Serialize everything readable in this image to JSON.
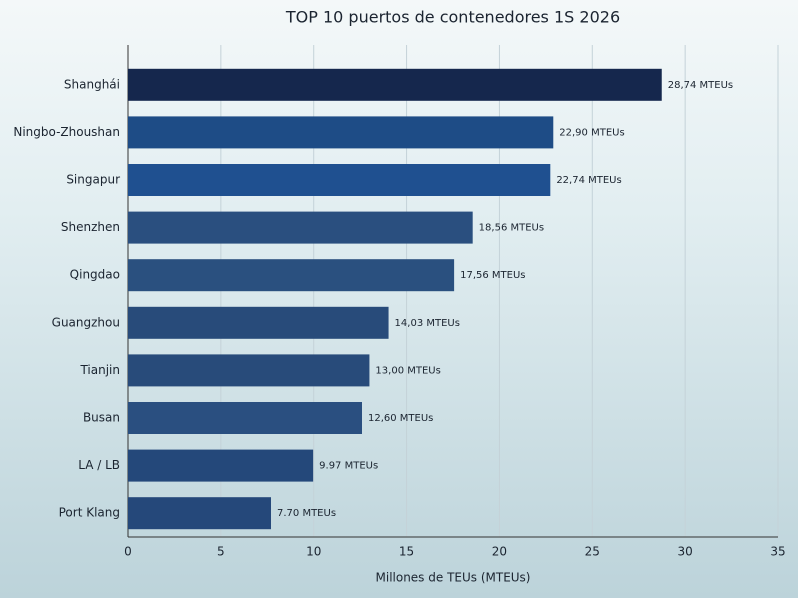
{
  "chart_data": {
    "type": "barh",
    "title": "TOP 10 puertos de contenedores 1S 2026",
    "xlabel": "Millones de TEUs (MTEUs)",
    "categories": [
      "Shanghái",
      "Ningbo-Zhoushan",
      "Singapur",
      "Shenzhen",
      "Qingdao",
      "Guangzhou",
      "Tianjin",
      "Busan",
      "LA / LB",
      "Port Klang"
    ],
    "values": [
      28.74,
      22.9,
      22.74,
      18.56,
      17.56,
      14.03,
      13.0,
      12.6,
      9.97,
      7.7
    ],
    "value_labels": [
      "28,74 MTEUs",
      "22,90 MTEUs",
      "22,74 MTEUs",
      "18,56 MTEUs",
      "17,56 MTEUs",
      "14,03 MTEUs",
      "13,00 MTEUs",
      "12,60 MTEUs",
      "9.97 MTEUs",
      "7.70 MTEUs"
    ],
    "colors": [
      "#15274d",
      "#1e4c86",
      "#1f5090",
      "#2a4f7f",
      "#2a507f",
      "#284b7a",
      "#284b7a",
      "#2a4f80",
      "#24487a",
      "#25487a"
    ],
    "xlim": [
      0,
      35
    ],
    "xticks": [
      0,
      5,
      10,
      15,
      20,
      25,
      30,
      35
    ],
    "grid": true
  }
}
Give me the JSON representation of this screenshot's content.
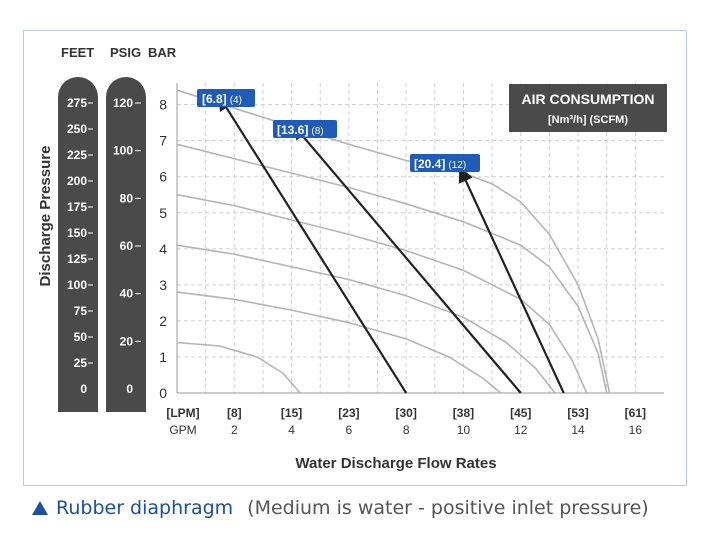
{
  "colors": {
    "pill": "#4a4a4a",
    "badge": "#1f5bb8",
    "grid": "#cfcfcf",
    "curve": "#b5b5b5",
    "line": "#222222",
    "caption": "#1d4fa0"
  },
  "caption": {
    "main": "Rubber diaphragm",
    "note": "(Medium is water -  positive inlet pressure)"
  },
  "chart_data": {
    "type": "line",
    "title": "",
    "xlabel": "Water Discharge Flow Rates",
    "ylabel": "Discharge Pressure",
    "xlim": [
      0,
      17
    ],
    "ylim": [
      0,
      8.6
    ],
    "grid": true,
    "x_ticks_lpm": [
      "[LPM]",
      "[8]",
      "[15]",
      "[23]",
      "[30]",
      "[38]",
      "[45]",
      "[53]",
      "[61]"
    ],
    "x_ticks_gpm": [
      "GPM",
      "2",
      "4",
      "6",
      "8",
      "10",
      "12",
      "14",
      "16"
    ],
    "y_ticks_bar": [
      "0",
      "1",
      "2",
      "3",
      "4",
      "5",
      "6",
      "7",
      "8"
    ],
    "units_header": [
      "FEET",
      "PSIG",
      "BAR"
    ],
    "feet_ticks": [
      "275",
      "250",
      "225",
      "200",
      "175",
      "150",
      "125",
      "100",
      "75",
      "50",
      "25",
      "0"
    ],
    "psig_ticks": [
      "120",
      "100",
      "80",
      "60",
      "40",
      "20",
      "0"
    ],
    "legend": {
      "title": "AIR CONSUMPTION",
      "subtitle": "[Nm³/h] (SCFM)",
      "placement": "top-right"
    },
    "air_labels": [
      {
        "bold": "[6.8]",
        "light": "(4)"
      },
      {
        "bold": "[13.6]",
        "light": "(8)"
      },
      {
        "bold": "[20.4]",
        "light": "(12)"
      }
    ],
    "air_lines": [
      {
        "label": "[6.8] (4)",
        "points": [
          [
            1.5,
            8.2
          ],
          [
            8.0,
            0
          ]
        ]
      },
      {
        "label": "[13.6] (8)",
        "points": [
          [
            4.1,
            7.4
          ],
          [
            12.0,
            0
          ]
        ]
      },
      {
        "label": "[20.4] (12)",
        "points": [
          [
            9.9,
            6.2
          ],
          [
            13.5,
            0
          ]
        ]
      }
    ],
    "series": [
      {
        "points": [
          [
            0,
            8.4
          ],
          [
            2,
            7.9
          ],
          [
            4,
            7.4
          ],
          [
            6,
            6.9
          ],
          [
            8,
            6.45
          ],
          [
            10,
            6.1
          ],
          [
            11,
            5.8
          ],
          [
            12,
            5.3
          ],
          [
            13,
            4.4
          ],
          [
            14,
            3.0
          ],
          [
            14.7,
            1.5
          ],
          [
            15.1,
            0
          ]
        ]
      },
      {
        "points": [
          [
            0,
            6.9
          ],
          [
            2,
            6.5
          ],
          [
            4,
            6.1
          ],
          [
            6,
            5.7
          ],
          [
            8,
            5.25
          ],
          [
            10,
            4.75
          ],
          [
            12,
            4.1
          ],
          [
            13,
            3.5
          ],
          [
            14,
            2.4
          ],
          [
            14.7,
            1.1
          ],
          [
            15.0,
            0
          ]
        ]
      },
      {
        "points": [
          [
            0,
            5.5
          ],
          [
            2,
            5.2
          ],
          [
            4,
            4.8
          ],
          [
            6,
            4.4
          ],
          [
            8,
            3.95
          ],
          [
            10,
            3.4
          ],
          [
            12,
            2.6
          ],
          [
            13,
            1.9
          ],
          [
            13.8,
            0.9
          ],
          [
            14.3,
            0
          ]
        ]
      },
      {
        "points": [
          [
            0,
            4.1
          ],
          [
            2,
            3.85
          ],
          [
            4,
            3.5
          ],
          [
            6,
            3.15
          ],
          [
            8,
            2.7
          ],
          [
            10,
            2.1
          ],
          [
            11.5,
            1.4
          ],
          [
            12.5,
            0.7
          ],
          [
            13.2,
            0
          ]
        ]
      },
      {
        "points": [
          [
            0,
            2.8
          ],
          [
            2,
            2.6
          ],
          [
            4,
            2.3
          ],
          [
            6,
            1.95
          ],
          [
            8,
            1.5
          ],
          [
            9.5,
            1.0
          ],
          [
            10.7,
            0.4
          ],
          [
            11.3,
            0
          ]
        ]
      },
      {
        "points": [
          [
            0,
            1.4
          ],
          [
            1.5,
            1.3
          ],
          [
            2.8,
            1.0
          ],
          [
            3.7,
            0.55
          ],
          [
            4.3,
            0
          ]
        ]
      }
    ]
  }
}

→ Challenge: Repeat the material verbatim. Do not carry over any picture.

→ Full response:
Serialize everything readable in this image to JSON.
{
  "chart_data": {
    "type": "barh",
    "title": "TOP 10 puertos de contenedores 1S 2026",
    "xlabel": "Millones de TEUs (MTEUs)",
    "categories": [
      "Shanghái",
      "Ningbo-Zhoushan",
      "Singapur",
      "Shenzhen",
      "Qingdao",
      "Guangzhou",
      "Tianjin",
      "Busan",
      "LA / LB",
      "Port Klang"
    ],
    "values": [
      28.74,
      22.9,
      22.74,
      18.56,
      17.56,
      14.03,
      13.0,
      12.6,
      9.97,
      7.7
    ],
    "value_labels": [
      "28,74 MTEUs",
      "22,90 MTEUs",
      "22,74 MTEUs",
      "18,56 MTEUs",
      "17,56 MTEUs",
      "14,03 MTEUs",
      "13,00 MTEUs",
      "12,60 MTEUs",
      "9.97 MTEUs",
      "7.70 MTEUs"
    ],
    "colors": [
      "#15274d",
      "#1e4c86",
      "#1f5090",
      "#2a4f7f",
      "#2a507f",
      "#284b7a",
      "#284b7a",
      "#2a4f80",
      "#24487a",
      "#25487a"
    ],
    "xlim": [
      0,
      35
    ],
    "xticks": [
      0,
      5,
      10,
      15,
      20,
      25,
      30,
      35
    ],
    "grid": true
  }
}
Give me the JSON representation of this screenshot's content.
{
  "colors": {
    "pill": "#4a4a4a",
    "badge": "#1f5bb8",
    "grid": "#cfcfcf",
    "curve": "#b5b5b5",
    "line": "#222222",
    "caption": "#1d4fa0"
  },
  "caption": {
    "main": "Rubber diaphragm",
    "note": "(Medium is water -  positive inlet pressure)"
  },
  "chart_data": {
    "type": "line",
    "title": "",
    "xlabel": "Water Discharge Flow Rates",
    "ylabel": "Discharge Pressure",
    "xlim": [
      0,
      17
    ],
    "ylim": [
      0,
      8.6
    ],
    "grid": true,
    "x_ticks_lpm": [
      "[LPM]",
      "[8]",
      "[15]",
      "[23]",
      "[30]",
      "[38]",
      "[45]",
      "[53]",
      "[61]"
    ],
    "x_ticks_gpm": [
      "GPM",
      "2",
      "4",
      "6",
      "8",
      "10",
      "12",
      "14",
      "16"
    ],
    "y_ticks_bar": [
      "0",
      "1",
      "2",
      "3",
      "4",
      "5",
      "6",
      "7",
      "8"
    ],
    "units_header": [
      "FEET",
      "PSIG",
      "BAR"
    ],
    "feet_ticks": [
      "275",
      "250",
      "225",
      "200",
      "175",
      "150",
      "125",
      "100",
      "75",
      "50",
      "25",
      "0"
    ],
    "psig_ticks": [
      "120",
      "100",
      "80",
      "60",
      "40",
      "20",
      "0"
    ],
    "legend": {
      "title": "AIR CONSUMPTION",
      "subtitle": "[Nm³/h] (SCFM)",
      "placement": "top-right"
    },
    "air_labels": [
      {
        "bold": "[6.8]",
        "light": "(4)"
      },
      {
        "bold": "[13.6]",
        "light": "(8)"
      },
      {
        "bold": "[20.4]",
        "light": "(12)"
      }
    ],
    "air_lines": [
      {
        "label": "[6.8] (4)",
        "points": [
          [
            1.5,
            8.2
          ],
          [
            8.0,
            0
          ]
        ]
      },
      {
        "label": "[13.6] (8)",
        "points": [
          [
            4.1,
            7.4
          ],
          [
            12.0,
            0
          ]
        ]
      },
      {
        "label": "[20.4] (12)",
        "points": [
          [
            9.9,
            6.2
          ],
          [
            13.5,
            0
          ]
        ]
      }
    ],
    "series": [
      {
        "points": [
          [
            0,
            8.4
          ],
          [
            2,
            7.9
          ],
          [
            4,
            7.4
          ],
          [
            6,
            6.9
          ],
          [
            8,
            6.45
          ],
          [
            10,
            6.1
          ],
          [
            11,
            5.8
          ],
          [
            12,
            5.3
          ],
          [
            13,
            4.4
          ],
          [
            14,
            3.0
          ],
          [
            14.7,
            1.5
          ],
          [
            15.1,
            0
          ]
        ]
      },
      {
        "points": [
          [
            0,
            6.9
          ],
          [
            2,
            6.5
          ],
          [
            4,
            6.1
          ],
          [
            6,
            5.7
          ],
          [
            8,
            5.25
          ],
          [
            10,
            4.75
          ],
          [
            12,
            4.1
          ],
          [
            13,
            3.5
          ],
          [
            14,
            2.4
          ],
          [
            14.7,
            1.1
          ],
          [
            15.0,
            0
          ]
        ]
      },
      {
        "points": [
          [
            0,
            5.5
          ],
          [
            2,
            5.2
          ],
          [
            4,
            4.8
          ],
          [
            6,
            4.4
          ],
          [
            8,
            3.95
          ],
          [
            10,
            3.4
          ],
          [
            12,
            2.6
          ],
          [
            13,
            1.9
          ],
          [
            13.8,
            0.9
          ],
          [
            14.3,
            0
          ]
        ]
      },
      {
        "points": [
          [
            0,
            4.1
          ],
          [
            2,
            3.85
          ],
          [
            4,
            3.5
          ],
          [
            6,
            3.15
          ],
          [
            8,
            2.7
          ],
          [
            10,
            2.1
          ],
          [
            11.5,
            1.4
          ],
          [
            12.5,
            0.7
          ],
          [
            13.2,
            0
          ]
        ]
      },
      {
        "points": [
          [
            0,
            2.8
          ],
          [
            2,
            2.6
          ],
          [
            4,
            2.3
          ],
          [
            6,
            1.95
          ],
          [
            8,
            1.5
          ],
          [
            9.5,
            1.0
          ],
          [
            10.7,
            0.4
          ],
          [
            11.3,
            0
          ]
        ]
      },
      {
        "points": [
          [
            0,
            1.4
          ],
          [
            1.5,
            1.3
          ],
          [
            2.8,
            1.0
          ],
          [
            3.7,
            0.55
          ],
          [
            4.3,
            0
          ]
        ]
      }
    ]
  }
}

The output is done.